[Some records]
______
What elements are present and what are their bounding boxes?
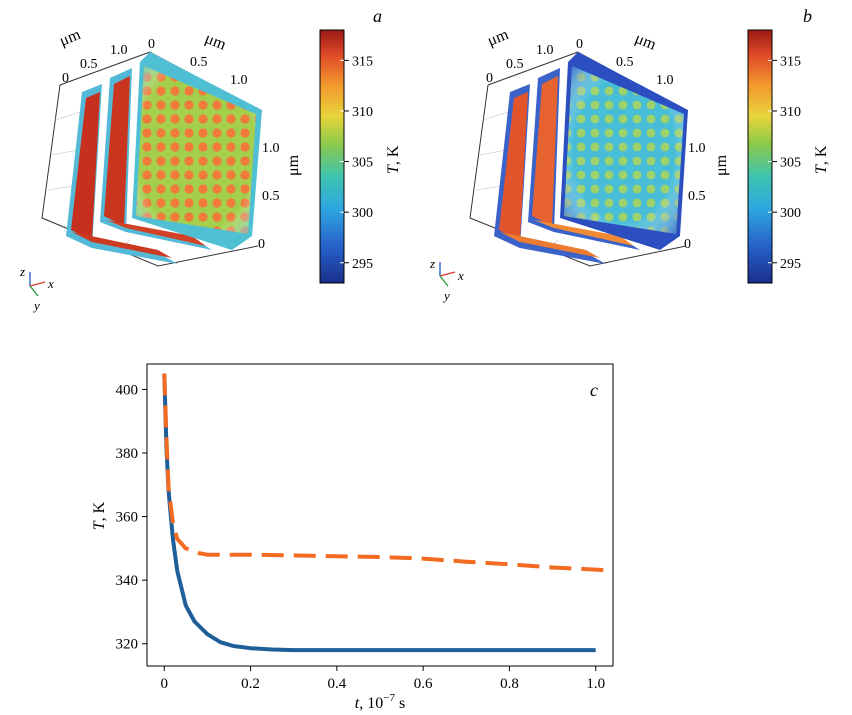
panel-b-colorbar-tick-label-4: 315 (780, 54, 801, 69)
panel-a-colorbar-label: T, K (385, 145, 402, 174)
panel-b-tick-z-0: 0 (684, 237, 691, 252)
panel-b-triad-z: z (429, 256, 435, 271)
chart-xtick-label-2: 0.4 (327, 676, 346, 692)
panel-b-triad-x: x (457, 268, 464, 283)
chart-ytick-label-4: 400 (116, 382, 139, 398)
chart-xtick-label-3: 0.6 (414, 676, 433, 692)
panel-b-label: b (803, 6, 812, 26)
panel-a-triad-z: z (19, 264, 25, 279)
panel-b-unit-y: μm (633, 30, 659, 54)
panel-a-unit-z: μm (285, 154, 302, 176)
panel-a-colorbar: 295 300 305 310 315 T, K (319, 29, 402, 284)
chart-ytick-label-1: 340 (116, 573, 139, 589)
panel-a-tick-x-0: 0 (62, 71, 69, 86)
panel-b-colorbar-tick-label-1: 300 (780, 206, 801, 221)
panel-a-tick-x-2: 1.0 (110, 43, 128, 58)
panel-b-tick-z-1: 0.5 (688, 189, 706, 204)
panel-a-colorbar-tick-label-1: 300 (352, 206, 373, 221)
panel-b-tick-y-0: 0 (576, 37, 583, 52)
chart-series-solid-line (162, 373, 596, 653)
panel-a-tick-y-2: 1.0 (230, 73, 248, 88)
panel-b-tick-z-2: 1.0 (688, 141, 706, 156)
chart-ytick-label-0: 320 (116, 637, 139, 653)
panel-a-triad-x: x (47, 276, 54, 291)
panel-a-tick-y-1: 0.5 (190, 55, 208, 70)
panel-b-tick-x-0: 0 (486, 71, 493, 86)
chart-ytick-label-2: 360 (116, 510, 139, 526)
panel-a-colorbar-tick-label-2: 305 (352, 156, 373, 171)
panel-b-tick-x-1: 0.5 (506, 57, 524, 72)
panel-b-colorbar-tick-label-3: 310 (780, 105, 801, 120)
panel-a-tick-y-0: 0 (148, 37, 155, 52)
panel-a-colorbar-tick-label-0: 295 (352, 257, 373, 272)
panel-a-unit-y: μm (203, 30, 229, 54)
panel-a-axis-triad: z x y (19, 264, 54, 313)
panel-b-axis-triad: z x y (429, 256, 464, 303)
panel-b-colorbar-tick-label-2: 305 (780, 156, 801, 171)
panel-a-colorbar-tick-label-4: 315 (352, 54, 373, 69)
panel-b: b μm 0 0.5 1 (429, 6, 830, 303)
panel-b-triad-y: y (442, 288, 450, 303)
panel-b-tick-y-1: 0.5 (616, 55, 634, 70)
panel-b-tick-y-2: 1.0 (656, 73, 674, 88)
panel-a-tick-z-0: 0 (258, 237, 265, 252)
panel-a: a (19, 6, 402, 313)
chart-series-dashed-line (162, 373, 605, 572)
panel-a-label: a (373, 6, 382, 26)
chart-ytick-label-3: 380 (116, 446, 139, 462)
panel-b-unit-z: μm (713, 154, 730, 176)
panel-a-tick-x-1: 0.5 (80, 57, 98, 72)
panel-b-colorbar: 295 300 305 310 315 T, K (747, 29, 830, 284)
panel-a-tick-z-1: 0.5 (262, 189, 280, 204)
panel-a-slice-2 (100, 68, 212, 250)
panel-b-tick-x-2: 1.0 (536, 43, 554, 58)
chart-panel-label: c (590, 380, 598, 400)
panel-a-slice-1 (66, 84, 178, 264)
chart-xtick-label-0: 0 (161, 676, 169, 692)
chart-xtick-label-5: 1.0 (586, 676, 605, 692)
chart-plot-frame (146, 363, 614, 667)
panel-a-triad-y: y (32, 298, 40, 313)
chart-ylabel: T, K (91, 501, 108, 530)
chart-xtick-label-4: 0.8 (500, 676, 519, 692)
panel-b-colorbar-tick-label-0: 295 (780, 257, 801, 272)
chart-xtick-label-1: 0.2 (241, 676, 260, 692)
panel-b-slice-2 (528, 68, 640, 250)
panel-a-unit-x: μm (57, 26, 83, 50)
panel-b-slice-3 (560, 52, 688, 250)
panel-b-unit-x: μm (485, 26, 511, 50)
panel-b-colorbar-label: T, K (813, 145, 830, 174)
chart-xlabel: t, 10−7 s (355, 692, 405, 712)
panel-a-colorbar-tick-label-3: 310 (352, 105, 373, 120)
panel-a-slice-3 (132, 52, 262, 250)
panel-a-tick-z-2: 1.0 (262, 141, 280, 156)
panel-b-slice-1 (494, 84, 606, 264)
______
> [What is needed] Count the lines in the records that contain the string "xtick". Give only the number.

> [Solution] 6